SOURCE RECORDS>
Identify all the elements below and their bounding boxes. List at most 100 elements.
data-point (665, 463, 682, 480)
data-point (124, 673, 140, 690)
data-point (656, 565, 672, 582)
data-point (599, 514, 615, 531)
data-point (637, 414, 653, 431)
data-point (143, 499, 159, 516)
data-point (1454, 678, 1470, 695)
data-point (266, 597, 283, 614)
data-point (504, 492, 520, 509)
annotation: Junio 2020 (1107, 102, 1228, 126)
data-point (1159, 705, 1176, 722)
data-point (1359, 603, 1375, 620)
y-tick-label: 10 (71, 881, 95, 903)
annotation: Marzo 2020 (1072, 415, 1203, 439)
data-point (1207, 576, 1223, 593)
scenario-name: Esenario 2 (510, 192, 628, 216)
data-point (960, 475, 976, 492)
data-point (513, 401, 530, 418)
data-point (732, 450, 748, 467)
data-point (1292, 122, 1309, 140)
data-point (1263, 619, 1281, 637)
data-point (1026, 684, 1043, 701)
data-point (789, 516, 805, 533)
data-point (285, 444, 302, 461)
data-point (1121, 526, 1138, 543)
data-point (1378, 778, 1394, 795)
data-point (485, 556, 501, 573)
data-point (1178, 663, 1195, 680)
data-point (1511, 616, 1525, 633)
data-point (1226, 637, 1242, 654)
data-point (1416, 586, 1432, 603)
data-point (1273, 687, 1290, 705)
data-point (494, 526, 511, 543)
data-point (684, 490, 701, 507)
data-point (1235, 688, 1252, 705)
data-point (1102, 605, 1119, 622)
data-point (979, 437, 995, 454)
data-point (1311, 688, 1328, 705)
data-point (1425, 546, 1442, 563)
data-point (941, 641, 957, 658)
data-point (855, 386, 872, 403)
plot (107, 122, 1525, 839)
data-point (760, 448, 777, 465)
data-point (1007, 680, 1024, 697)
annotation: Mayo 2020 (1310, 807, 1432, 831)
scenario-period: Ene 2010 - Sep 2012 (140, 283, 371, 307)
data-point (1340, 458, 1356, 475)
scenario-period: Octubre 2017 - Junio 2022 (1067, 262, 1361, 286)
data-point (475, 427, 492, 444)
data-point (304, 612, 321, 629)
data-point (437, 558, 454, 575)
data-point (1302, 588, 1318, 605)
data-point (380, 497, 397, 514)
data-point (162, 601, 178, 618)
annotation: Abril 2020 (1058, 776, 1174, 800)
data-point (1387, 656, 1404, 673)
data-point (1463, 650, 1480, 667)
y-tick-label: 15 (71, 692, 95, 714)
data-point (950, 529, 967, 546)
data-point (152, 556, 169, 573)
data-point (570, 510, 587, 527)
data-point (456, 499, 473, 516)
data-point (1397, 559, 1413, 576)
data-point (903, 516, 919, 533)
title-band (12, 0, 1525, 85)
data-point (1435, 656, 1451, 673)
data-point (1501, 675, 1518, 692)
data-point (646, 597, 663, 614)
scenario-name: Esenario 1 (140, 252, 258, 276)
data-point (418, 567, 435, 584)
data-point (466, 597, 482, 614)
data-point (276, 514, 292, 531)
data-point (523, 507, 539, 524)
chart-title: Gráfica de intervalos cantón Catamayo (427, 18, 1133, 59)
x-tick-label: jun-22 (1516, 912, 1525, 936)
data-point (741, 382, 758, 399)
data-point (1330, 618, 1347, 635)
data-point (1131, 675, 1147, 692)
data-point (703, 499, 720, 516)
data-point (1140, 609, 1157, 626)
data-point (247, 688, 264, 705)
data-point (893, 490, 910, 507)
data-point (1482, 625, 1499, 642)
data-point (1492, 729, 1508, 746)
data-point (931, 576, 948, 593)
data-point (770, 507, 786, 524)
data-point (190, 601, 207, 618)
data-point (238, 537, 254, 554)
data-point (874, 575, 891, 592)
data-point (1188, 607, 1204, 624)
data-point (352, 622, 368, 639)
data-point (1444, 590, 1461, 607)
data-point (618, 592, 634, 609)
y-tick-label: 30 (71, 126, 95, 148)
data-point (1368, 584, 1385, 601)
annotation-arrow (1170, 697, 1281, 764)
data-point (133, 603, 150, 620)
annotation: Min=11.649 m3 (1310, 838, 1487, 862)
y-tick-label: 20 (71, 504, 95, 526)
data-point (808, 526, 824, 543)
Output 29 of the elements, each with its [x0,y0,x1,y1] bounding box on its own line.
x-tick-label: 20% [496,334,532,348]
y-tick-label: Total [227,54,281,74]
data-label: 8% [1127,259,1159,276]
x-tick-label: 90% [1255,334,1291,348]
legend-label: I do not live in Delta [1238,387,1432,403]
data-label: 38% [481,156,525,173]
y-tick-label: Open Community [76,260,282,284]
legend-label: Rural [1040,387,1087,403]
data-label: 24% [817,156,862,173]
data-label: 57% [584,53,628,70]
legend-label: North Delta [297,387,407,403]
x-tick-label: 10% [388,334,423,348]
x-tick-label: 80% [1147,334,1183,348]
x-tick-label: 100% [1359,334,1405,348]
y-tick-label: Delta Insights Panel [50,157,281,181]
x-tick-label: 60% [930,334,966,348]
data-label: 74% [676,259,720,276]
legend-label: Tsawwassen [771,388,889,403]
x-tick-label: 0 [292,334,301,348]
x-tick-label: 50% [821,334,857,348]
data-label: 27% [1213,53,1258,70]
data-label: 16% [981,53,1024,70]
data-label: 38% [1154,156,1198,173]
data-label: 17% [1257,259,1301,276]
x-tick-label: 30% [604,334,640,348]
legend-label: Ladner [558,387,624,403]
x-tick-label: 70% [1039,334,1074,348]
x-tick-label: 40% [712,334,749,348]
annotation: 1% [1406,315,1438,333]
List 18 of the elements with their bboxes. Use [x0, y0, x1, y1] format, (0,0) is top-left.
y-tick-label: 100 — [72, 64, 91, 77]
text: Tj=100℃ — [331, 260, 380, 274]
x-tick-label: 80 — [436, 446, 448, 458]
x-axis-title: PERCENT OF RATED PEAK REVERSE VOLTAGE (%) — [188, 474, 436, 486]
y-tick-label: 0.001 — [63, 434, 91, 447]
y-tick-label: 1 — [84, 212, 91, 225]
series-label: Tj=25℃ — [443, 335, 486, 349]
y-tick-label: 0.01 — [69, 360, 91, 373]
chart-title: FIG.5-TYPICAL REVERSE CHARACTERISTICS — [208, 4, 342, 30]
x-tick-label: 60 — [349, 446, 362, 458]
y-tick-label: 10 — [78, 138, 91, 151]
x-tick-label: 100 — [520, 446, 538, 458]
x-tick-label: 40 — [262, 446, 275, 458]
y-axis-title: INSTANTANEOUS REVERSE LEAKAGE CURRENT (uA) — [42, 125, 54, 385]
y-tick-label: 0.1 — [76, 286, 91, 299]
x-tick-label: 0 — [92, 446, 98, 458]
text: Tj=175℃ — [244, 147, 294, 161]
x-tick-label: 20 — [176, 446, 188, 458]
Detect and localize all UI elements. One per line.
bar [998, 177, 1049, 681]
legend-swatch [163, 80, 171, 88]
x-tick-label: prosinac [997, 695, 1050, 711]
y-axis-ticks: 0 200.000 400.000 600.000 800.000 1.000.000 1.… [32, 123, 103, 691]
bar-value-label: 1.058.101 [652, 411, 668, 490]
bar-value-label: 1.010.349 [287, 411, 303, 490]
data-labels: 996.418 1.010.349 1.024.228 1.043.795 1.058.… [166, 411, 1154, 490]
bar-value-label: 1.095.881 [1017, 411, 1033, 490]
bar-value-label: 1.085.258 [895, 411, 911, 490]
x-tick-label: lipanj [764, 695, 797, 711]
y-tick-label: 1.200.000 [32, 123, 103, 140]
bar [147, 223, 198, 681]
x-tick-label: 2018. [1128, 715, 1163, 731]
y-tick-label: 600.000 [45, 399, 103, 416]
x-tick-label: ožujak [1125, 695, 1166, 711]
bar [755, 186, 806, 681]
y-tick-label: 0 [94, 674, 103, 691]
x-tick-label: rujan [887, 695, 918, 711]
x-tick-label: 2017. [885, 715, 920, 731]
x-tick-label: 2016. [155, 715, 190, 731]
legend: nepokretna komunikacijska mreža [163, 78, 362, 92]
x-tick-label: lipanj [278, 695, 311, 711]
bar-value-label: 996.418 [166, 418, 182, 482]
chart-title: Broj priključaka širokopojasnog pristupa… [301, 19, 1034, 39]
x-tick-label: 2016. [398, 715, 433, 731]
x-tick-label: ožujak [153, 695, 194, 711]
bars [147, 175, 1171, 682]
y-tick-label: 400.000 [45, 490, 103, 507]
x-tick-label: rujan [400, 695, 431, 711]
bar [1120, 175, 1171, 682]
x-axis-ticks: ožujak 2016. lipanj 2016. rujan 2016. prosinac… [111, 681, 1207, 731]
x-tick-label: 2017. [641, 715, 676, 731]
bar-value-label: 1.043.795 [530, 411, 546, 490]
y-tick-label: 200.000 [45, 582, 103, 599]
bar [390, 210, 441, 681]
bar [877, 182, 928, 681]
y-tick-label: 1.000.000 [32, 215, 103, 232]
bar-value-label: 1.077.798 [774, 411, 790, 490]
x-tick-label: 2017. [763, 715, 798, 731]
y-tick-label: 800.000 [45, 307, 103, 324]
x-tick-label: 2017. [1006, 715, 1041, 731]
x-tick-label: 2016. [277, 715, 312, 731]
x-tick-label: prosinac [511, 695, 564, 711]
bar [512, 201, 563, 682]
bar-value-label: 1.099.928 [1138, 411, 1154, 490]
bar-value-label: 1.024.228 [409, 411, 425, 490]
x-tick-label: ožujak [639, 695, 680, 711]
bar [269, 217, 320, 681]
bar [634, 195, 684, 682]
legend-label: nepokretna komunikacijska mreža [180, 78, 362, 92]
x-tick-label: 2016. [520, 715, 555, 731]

TASK DETAILS> Please copy, word for word, the rows from their first line through the line with "data-point (513, 401, 530, 418)", including both of those lines.

ANSWER TO THE PROBLEM>
Identify all the elements below and their bounding boxes. List at most 100 elements.
data-point (665, 463, 682, 480)
data-point (124, 673, 140, 690)
data-point (656, 565, 672, 582)
data-point (599, 514, 615, 531)
data-point (637, 414, 653, 431)
data-point (143, 499, 159, 516)
data-point (1454, 678, 1470, 695)
data-point (266, 597, 283, 614)
data-point (504, 492, 520, 509)
annotation: Junio 2020 (1107, 102, 1228, 126)
data-point (1159, 705, 1176, 722)
data-point (1359, 603, 1375, 620)
y-tick-label: 10 (71, 881, 95, 903)
annotation: Marzo 2020 (1072, 415, 1203, 439)
data-point (1207, 576, 1223, 593)
scenario-name: Esenario 2 (510, 192, 628, 216)
data-point (960, 475, 976, 492)
data-point (513, 401, 530, 418)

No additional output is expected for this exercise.